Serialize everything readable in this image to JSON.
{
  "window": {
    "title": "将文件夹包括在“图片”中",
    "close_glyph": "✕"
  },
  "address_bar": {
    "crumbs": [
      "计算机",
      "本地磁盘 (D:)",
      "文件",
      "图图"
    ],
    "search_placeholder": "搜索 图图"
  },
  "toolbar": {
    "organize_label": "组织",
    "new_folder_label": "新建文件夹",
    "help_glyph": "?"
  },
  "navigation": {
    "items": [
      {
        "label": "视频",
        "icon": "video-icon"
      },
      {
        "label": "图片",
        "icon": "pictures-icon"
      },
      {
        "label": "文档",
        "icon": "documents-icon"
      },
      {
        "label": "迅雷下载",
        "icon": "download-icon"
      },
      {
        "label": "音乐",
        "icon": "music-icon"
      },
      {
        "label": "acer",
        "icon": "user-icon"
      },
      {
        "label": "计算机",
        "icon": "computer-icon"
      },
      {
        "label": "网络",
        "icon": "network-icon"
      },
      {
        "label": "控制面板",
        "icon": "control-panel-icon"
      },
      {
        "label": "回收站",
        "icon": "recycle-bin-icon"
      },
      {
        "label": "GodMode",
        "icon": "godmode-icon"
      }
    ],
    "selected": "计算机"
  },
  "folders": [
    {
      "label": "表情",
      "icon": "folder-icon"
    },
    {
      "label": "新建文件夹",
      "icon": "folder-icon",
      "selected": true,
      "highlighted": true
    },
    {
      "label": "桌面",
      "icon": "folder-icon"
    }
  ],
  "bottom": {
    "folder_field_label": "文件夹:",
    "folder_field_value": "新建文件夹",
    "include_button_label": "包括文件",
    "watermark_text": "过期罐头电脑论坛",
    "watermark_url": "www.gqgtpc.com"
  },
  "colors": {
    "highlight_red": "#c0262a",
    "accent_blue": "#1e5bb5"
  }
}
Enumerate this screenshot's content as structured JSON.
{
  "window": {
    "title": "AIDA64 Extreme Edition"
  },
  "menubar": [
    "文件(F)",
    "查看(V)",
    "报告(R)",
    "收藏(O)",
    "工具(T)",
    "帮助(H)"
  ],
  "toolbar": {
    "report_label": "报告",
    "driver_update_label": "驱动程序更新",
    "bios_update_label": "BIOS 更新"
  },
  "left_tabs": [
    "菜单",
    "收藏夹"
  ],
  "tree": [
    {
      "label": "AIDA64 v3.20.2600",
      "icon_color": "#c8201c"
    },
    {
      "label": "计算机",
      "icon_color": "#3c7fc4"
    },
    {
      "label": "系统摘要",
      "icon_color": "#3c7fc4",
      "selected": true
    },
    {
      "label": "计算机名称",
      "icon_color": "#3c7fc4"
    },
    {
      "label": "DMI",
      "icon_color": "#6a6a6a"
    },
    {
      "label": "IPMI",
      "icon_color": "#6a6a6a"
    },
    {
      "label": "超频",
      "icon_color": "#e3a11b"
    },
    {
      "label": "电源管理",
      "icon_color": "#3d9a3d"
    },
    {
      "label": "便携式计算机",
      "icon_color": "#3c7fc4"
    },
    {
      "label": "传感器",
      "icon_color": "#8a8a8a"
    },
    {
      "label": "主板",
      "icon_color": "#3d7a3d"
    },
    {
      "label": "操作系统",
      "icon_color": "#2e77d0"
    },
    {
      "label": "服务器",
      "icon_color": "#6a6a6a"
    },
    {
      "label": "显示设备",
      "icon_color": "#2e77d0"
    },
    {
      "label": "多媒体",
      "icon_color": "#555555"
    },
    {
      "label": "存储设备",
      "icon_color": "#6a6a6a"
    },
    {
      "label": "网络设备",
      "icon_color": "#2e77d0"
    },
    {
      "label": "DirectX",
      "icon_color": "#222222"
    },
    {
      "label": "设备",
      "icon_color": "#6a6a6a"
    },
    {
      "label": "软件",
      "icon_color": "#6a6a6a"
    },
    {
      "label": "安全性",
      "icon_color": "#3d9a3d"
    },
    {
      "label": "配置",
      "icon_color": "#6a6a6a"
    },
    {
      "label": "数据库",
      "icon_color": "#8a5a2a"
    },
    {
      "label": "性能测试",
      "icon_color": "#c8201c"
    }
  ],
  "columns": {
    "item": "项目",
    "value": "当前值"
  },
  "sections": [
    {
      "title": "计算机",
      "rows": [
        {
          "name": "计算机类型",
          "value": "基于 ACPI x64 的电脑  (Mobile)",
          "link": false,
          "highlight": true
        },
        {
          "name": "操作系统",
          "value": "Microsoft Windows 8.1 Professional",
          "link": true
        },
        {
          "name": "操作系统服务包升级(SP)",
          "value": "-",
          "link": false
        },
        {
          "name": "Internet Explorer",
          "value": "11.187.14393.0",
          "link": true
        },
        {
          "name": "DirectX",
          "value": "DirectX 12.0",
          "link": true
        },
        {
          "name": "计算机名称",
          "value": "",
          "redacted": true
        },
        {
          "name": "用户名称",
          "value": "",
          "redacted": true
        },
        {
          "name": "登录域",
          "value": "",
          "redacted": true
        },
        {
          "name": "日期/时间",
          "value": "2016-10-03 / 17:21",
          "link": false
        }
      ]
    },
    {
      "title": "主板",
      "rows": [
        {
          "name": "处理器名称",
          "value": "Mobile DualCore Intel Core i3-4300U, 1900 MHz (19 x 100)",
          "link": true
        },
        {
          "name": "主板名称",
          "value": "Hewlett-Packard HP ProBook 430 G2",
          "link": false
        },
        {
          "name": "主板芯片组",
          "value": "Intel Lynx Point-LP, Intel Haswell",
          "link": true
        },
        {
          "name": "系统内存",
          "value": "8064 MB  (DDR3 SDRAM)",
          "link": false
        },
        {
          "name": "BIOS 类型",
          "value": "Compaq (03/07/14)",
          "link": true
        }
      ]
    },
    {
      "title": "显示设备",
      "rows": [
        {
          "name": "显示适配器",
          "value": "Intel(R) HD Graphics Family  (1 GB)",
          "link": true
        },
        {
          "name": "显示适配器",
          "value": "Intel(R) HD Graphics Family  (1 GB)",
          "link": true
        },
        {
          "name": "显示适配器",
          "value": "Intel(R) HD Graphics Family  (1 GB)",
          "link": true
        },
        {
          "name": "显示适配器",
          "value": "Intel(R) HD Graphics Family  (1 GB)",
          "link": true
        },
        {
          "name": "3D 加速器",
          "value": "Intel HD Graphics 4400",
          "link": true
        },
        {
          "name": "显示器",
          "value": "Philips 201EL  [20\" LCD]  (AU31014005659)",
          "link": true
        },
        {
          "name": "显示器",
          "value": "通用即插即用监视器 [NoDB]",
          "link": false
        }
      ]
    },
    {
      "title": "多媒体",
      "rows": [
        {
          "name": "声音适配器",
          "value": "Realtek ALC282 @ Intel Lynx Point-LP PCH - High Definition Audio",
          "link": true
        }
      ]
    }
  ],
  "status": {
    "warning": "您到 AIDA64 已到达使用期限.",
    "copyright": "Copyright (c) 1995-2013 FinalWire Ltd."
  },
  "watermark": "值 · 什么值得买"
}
========================================
Copy out each record from above, exactly.

Serialize everything readable in this image to JSON.
{
  "window": {
    "title": "将文件夹包括在“图片”中",
    "close_glyph": "✕"
  },
  "address_bar": {
    "crumbs": [
      "计算机",
      "本地磁盘 (D:)",
      "文件",
      "图图"
    ],
    "search_placeholder": "搜索 图图"
  },
  "toolbar": {
    "organize_label": "组织",
    "new_folder_label": "新建文件夹",
    "help_glyph": "?"
  },
  "navigation": {
    "items": [
      {
        "label": "视频",
        "icon": "video-icon"
      },
      {
        "label": "图片",
        "icon": "pictures-icon"
      },
      {
        "label": "文档",
        "icon": "documents-icon"
      },
      {
        "label": "迅雷下载",
        "icon": "download-icon"
      },
      {
        "label": "音乐",
        "icon": "music-icon"
      },
      {
        "label": "acer",
        "icon": "user-icon"
      },
      {
        "label": "计算机",
        "icon": "computer-icon"
      },
      {
        "label": "网络",
        "icon": "network-icon"
      },
      {
        "label": "控制面板",
        "icon": "control-panel-icon"
      },
      {
        "label": "回收站",
        "icon": "recycle-bin-icon"
      },
      {
        "label": "GodMode",
        "icon": "godmode-icon"
      }
    ],
    "selected": "计算机"
  },
  "folders": [
    {
      "label": "表情",
      "icon": "folder-icon"
    },
    {
      "label": "新建文件夹",
      "icon": "folder-icon",
      "selected": true,
      "highlighted": true
    },
    {
      "label": "桌面",
      "icon": "folder-icon"
    }
  ],
  "bottom": {
    "folder_field_label": "文件夹:",
    "folder_field_value": "新建文件夹",
    "include_button_label": "包括文件",
    "watermark_text": "过期罐头电脑论坛",
    "watermark_url": "www.gqgtpc.com"
  },
  "colors": {
    "highlight_red": "#c0262a",
    "accent_blue": "#1e5bb5"
  }
}
Enumerate this screenshot's content as structured JSON.
{
  "window": {
    "title": "AIDA64 Extreme Edition"
  },
  "menubar": [
    "文件(F)",
    "查看(V)",
    "报告(R)",
    "收藏(O)",
    "工具(T)",
    "帮助(H)"
  ],
  "toolbar": {
    "report_label": "报告",
    "driver_update_label": "驱动程序更新",
    "bios_update_label": "BIOS 更新"
  },
  "left_tabs": [
    "菜单",
    "收藏夹"
  ],
  "tree": [
    {
      "label": "AIDA64 v3.20.2600",
      "icon_color": "#c8201c"
    },
    {
      "label": "计算机",
      "icon_color": "#3c7fc4"
    },
    {
      "label": "系统摘要",
      "icon_color": "#3c7fc4",
      "selected": true
    },
    {
      "label": "计算机名称",
      "icon_color": "#3c7fc4"
    },
    {
      "label": "DMI",
      "icon_color": "#6a6a6a"
    },
    {
      "label": "IPMI",
      "icon_color": "#6a6a6a"
    },
    {
      "label": "超频",
      "icon_color": "#e3a11b"
    },
    {
      "label": "电源管理",
      "icon_color": "#3d9a3d"
    },
    {
      "label": "便携式计算机",
      "icon_color": "#3c7fc4"
    },
    {
      "label": "传感器",
      "icon_color": "#8a8a8a"
    },
    {
      "label": "主板",
      "icon_color": "#3d7a3d"
    },
    {
      "label": "操作系统",
      "icon_color": "#2e77d0"
    },
    {
      "label": "服务器",
      "icon_color": "#6a6a6a"
    },
    {
      "label": "显示设备",
      "icon_color": "#2e77d0"
    },
    {
      "label": "多媒体",
      "icon_color": "#555555"
    },
    {
      "label": "存储设备",
      "icon_color": "#6a6a6a"
    },
    {
      "label": "网络设备",
      "icon_color": "#2e77d0"
    },
    {
      "label": "DirectX",
      "icon_color": "#222222"
    },
    {
      "label": "设备",
      "icon_color": "#6a6a6a"
    },
    {
      "label": "软件",
      "icon_color": "#6a6a6a"
    },
    {
      "label": "安全性",
      "icon_color": "#3d9a3d"
    },
    {
      "label": "配置",
      "icon_color": "#6a6a6a"
    },
    {
      "label": "数据库",
      "icon_color": "#8a5a2a"
    },
    {
      "label": "性能测试",
      "icon_color": "#c8201c"
    }
  ],
  "columns": {
    "item": "项目",
    "value": "当前值"
  },
  "sections": [
    {
      "title": "计算机",
      "rows": [
        {
          "name": "计算机类型",
          "value": "基于 ACPI x64 的电脑  (Mobile)",
          "link": false,
          "highlight": true
        },
        {
          "name": "操作系统",
          "value": "Microsoft Windows 8.1 Professional",
          "link": true
        },
        {
          "name": "操作系统服务包升级(SP)",
          "value": "-",
          "link": false
        },
        {
          "name": "Internet Explorer",
          "value": "11.187.14393.0",
          "link": true
        },
        {
          "name": "DirectX",
          "value": "DirectX 12.0",
          "link": true
        },
        {
          "name": "计算机名称",
          "value": "",
          "redacted": true
        },
        {
          "name": "用户名称",
          "value": "",
          "redacted": true
        },
        {
          "name": "登录域",
          "value": "",
          "redacted": true
        },
        {
          "name": "日期/时间",
          "value": "2016-10-03 / 17:21",
          "link": false
        }
      ]
    },
    {
      "title": "主板",
      "rows": [
        {
          "name": "处理器名称",
          "value": "Mobile DualCore Intel Core i3-4300U, 1900 MHz (19 x 100)",
          "link": true
        },
        {
          "name": "主板名称",
          "value": "Hewlett-Packard HP ProBook 430 G2",
          "link": false
        },
        {
          "name": "主板芯片组",
          "value": "Intel Lynx Point-LP, Intel Haswell",
          "link": true
        },
        {
          "name": "系统内存",
          "value": "8064 MB  (DDR3 SDRAM)",
          "link": false
        },
        {
          "name": "BIOS 类型",
          "value": "Compaq (03/07/14)",
          "link": true
        }
      ]
    },
    {
      "title": "显示设备",
      "rows": [
        {
          "name": "显示适配器",
          "value": "Intel(R) HD Graphics Family  (1 GB)",
          "link": true
        },
        {
          "name": "显示适配器",
          "value": "Intel(R) HD Graphics Family  (1 GB)",
          "link": true
        },
        {
          "name": "显示适配器",
          "value": "Intel(R) HD Graphics Family  (1 GB)",
          "link": true
        },
        {
          "name": "显示适配器",
          "value": "Intel(R) HD Graphics Family  (1 GB)",
          "link": true
        },
        {
          "name": "3D 加速器",
          "value": "Intel HD Graphics 4400",
          "link": true
        },
        {
          "name": "显示器",
          "value": "Philips 201EL  [20\" LCD]  (AU31014005659)",
          "link": true
        },
        {
          "name": "显示器",
          "value": "通用即插即用监视器 [NoDB]",
          "link": false
        }
      ]
    },
    {
      "title": "多媒体",
      "rows": [
        {
          "name": "声音适配器",
          "value": "Realtek ALC282 @ Intel Lynx Point-LP PCH - High Definition Audio",
          "link": true
        }
      ]
    }
  ],
  "status": {
    "warning": "您到 AIDA64 已到达使用期限.",
    "copyright": "Copyright (c) 1995-2013 FinalWire Ltd."
  },
  "watermark": "值 · 什么值得买"
}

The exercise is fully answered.